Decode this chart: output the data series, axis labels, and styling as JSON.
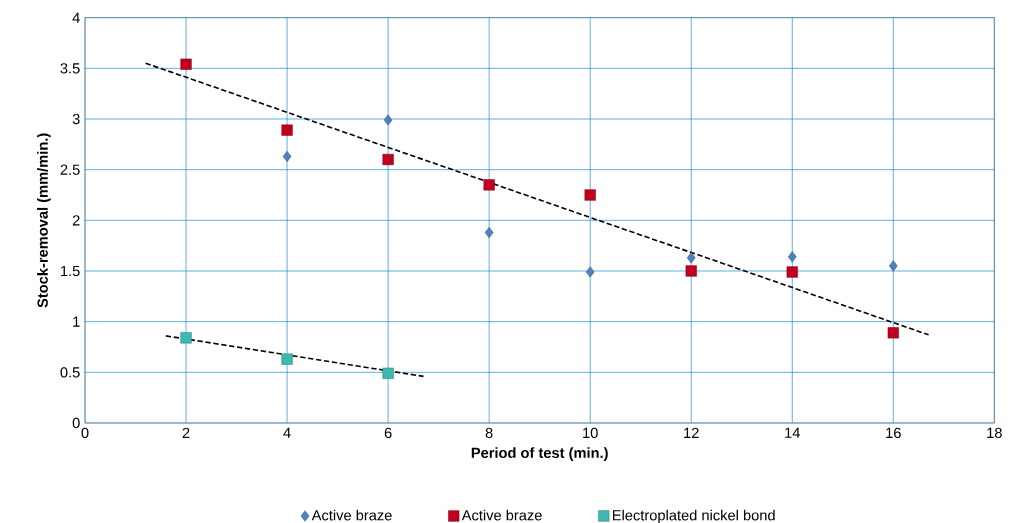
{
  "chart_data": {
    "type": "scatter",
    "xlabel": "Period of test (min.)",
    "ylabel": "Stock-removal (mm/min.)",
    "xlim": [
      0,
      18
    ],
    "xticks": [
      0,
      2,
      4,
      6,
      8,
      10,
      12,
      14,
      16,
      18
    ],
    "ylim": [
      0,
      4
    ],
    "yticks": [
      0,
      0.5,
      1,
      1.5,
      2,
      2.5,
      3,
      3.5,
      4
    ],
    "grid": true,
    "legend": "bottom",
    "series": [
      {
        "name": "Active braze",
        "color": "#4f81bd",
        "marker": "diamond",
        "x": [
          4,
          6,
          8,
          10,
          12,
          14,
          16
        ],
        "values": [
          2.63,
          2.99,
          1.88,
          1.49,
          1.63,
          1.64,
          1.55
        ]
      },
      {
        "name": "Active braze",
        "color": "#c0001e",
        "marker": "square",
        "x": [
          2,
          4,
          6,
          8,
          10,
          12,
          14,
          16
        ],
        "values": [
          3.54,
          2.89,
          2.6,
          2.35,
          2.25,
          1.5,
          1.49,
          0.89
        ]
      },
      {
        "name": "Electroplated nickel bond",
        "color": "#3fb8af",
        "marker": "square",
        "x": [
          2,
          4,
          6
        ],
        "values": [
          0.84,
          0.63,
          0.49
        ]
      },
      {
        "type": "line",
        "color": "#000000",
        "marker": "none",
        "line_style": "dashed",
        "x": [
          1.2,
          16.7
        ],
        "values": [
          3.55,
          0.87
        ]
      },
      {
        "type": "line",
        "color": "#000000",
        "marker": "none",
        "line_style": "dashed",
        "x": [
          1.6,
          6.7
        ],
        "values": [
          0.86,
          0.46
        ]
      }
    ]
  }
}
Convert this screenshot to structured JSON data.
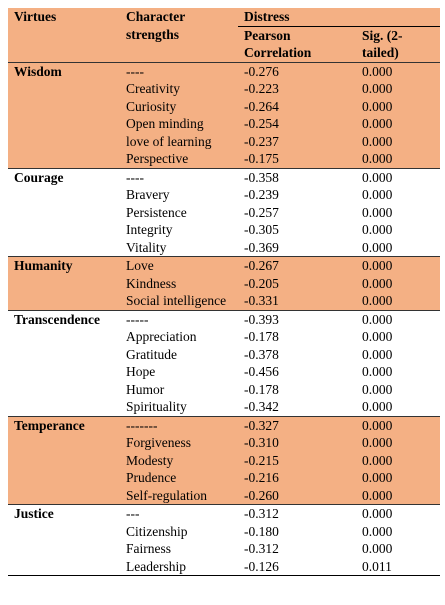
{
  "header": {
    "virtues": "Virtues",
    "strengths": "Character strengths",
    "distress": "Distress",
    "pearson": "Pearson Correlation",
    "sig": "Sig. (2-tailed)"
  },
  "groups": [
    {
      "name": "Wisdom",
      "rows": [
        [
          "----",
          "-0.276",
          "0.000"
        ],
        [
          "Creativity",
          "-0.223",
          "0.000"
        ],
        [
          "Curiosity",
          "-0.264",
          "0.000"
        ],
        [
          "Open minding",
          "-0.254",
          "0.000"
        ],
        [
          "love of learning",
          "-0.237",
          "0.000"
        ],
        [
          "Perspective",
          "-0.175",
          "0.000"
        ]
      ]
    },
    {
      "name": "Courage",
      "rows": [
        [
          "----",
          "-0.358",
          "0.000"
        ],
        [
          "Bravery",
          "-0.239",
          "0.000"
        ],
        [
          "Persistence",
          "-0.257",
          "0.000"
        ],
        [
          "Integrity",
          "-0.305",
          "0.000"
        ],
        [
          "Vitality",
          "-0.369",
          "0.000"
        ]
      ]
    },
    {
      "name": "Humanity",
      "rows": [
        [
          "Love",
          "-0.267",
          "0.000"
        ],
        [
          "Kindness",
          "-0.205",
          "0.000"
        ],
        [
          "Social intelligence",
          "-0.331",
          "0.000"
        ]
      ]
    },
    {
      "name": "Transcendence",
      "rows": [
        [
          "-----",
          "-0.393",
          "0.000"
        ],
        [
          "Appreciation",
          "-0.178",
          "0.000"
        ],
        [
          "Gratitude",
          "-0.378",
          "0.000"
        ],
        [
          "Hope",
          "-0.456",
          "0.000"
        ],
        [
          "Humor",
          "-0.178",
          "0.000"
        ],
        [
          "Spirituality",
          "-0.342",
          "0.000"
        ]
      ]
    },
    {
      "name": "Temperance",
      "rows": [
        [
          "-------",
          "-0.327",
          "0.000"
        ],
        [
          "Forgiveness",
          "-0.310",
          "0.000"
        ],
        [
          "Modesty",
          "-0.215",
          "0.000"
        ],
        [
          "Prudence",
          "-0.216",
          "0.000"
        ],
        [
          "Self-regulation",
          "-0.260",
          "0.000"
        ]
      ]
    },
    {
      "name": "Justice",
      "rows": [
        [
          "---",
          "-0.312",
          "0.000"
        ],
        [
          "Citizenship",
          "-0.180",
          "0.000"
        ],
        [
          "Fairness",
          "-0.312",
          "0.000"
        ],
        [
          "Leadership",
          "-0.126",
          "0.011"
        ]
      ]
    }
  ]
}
————————
Direction — Check each line of the records above for "JSON", and copy those that have it.

Reply to the exercise —
Decode this chart: output the data series, axis labels, and styling as JSON.
Convert this screenshot to structured JSON data.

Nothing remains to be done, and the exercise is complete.